TASK TO CARRY OUT:
All of the lines below are to be printed again exactly; images are excluded from the output.

RECORD LIST:
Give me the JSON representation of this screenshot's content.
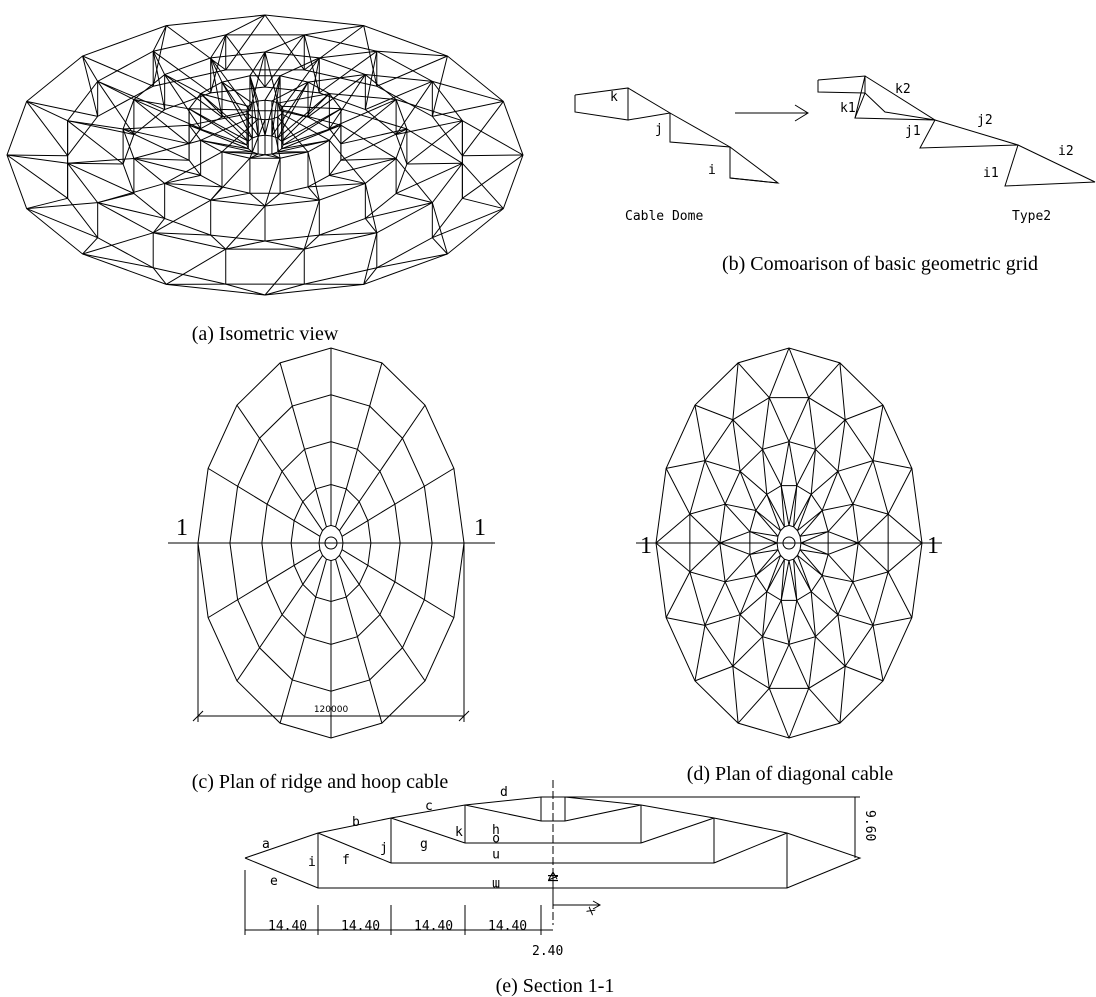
{
  "captions": {
    "a": "(a) Isometric view",
    "b": "(b) Comoarison of basic geometric grid",
    "c": "(c) Plan of ridge and hoop cable",
    "d": "(d) Plan of diagonal cable",
    "e": "(e) Section 1-1"
  },
  "grid_b": {
    "left": {
      "labels": [
        "k",
        "j",
        "i"
      ],
      "name": "Cable Dome"
    },
    "right": {
      "labels": [
        "k1",
        "k2",
        "j1",
        "j2",
        "i1",
        "i2"
      ],
      "name": "Type2"
    }
  },
  "plan_c": {
    "section_marks": [
      "1",
      "1"
    ],
    "dimension": "120000"
  },
  "plan_d": {
    "section_marks": [
      "1",
      "1"
    ]
  },
  "section_e": {
    "members": [
      "a",
      "b",
      "c",
      "d",
      "e",
      "f",
      "g",
      "h",
      "i",
      "j",
      "k",
      "o",
      "n",
      "m"
    ],
    "axes": [
      "N",
      "x"
    ],
    "spans": [
      "14.40",
      "14.40",
      "14.40",
      "14.40"
    ],
    "center_offset": "2.40",
    "height": "9.60"
  }
}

SOLUTION FOR THIS TASK:
Give me the JSON representation of this screenshot's content.
{
  "captions": {
    "a": "(a) Isometric view",
    "b": "(b) Comoarison of basic geometric grid",
    "c": "(c) Plan of ridge and hoop cable",
    "d": "(d) Plan of diagonal cable",
    "e": "(e) Section 1-1"
  },
  "grid_b": {
    "left": {
      "labels": [
        "k",
        "j",
        "i"
      ],
      "name": "Cable Dome"
    },
    "right": {
      "labels": [
        "k1",
        "k2",
        "j1",
        "j2",
        "i1",
        "i2"
      ],
      "name": "Type2"
    }
  },
  "plan_c": {
    "section_marks": [
      "1",
      "1"
    ],
    "dimension": "120000"
  },
  "plan_d": {
    "section_marks": [
      "1",
      "1"
    ]
  },
  "section_e": {
    "members": [
      "a",
      "b",
      "c",
      "d",
      "e",
      "f",
      "g",
      "h",
      "i",
      "j",
      "k",
      "o",
      "n",
      "m"
    ],
    "axes": [
      "N",
      "x"
    ],
    "spans": [
      "14.40",
      "14.40",
      "14.40",
      "14.40"
    ],
    "center_offset": "2.40",
    "height": "9.60"
  }
}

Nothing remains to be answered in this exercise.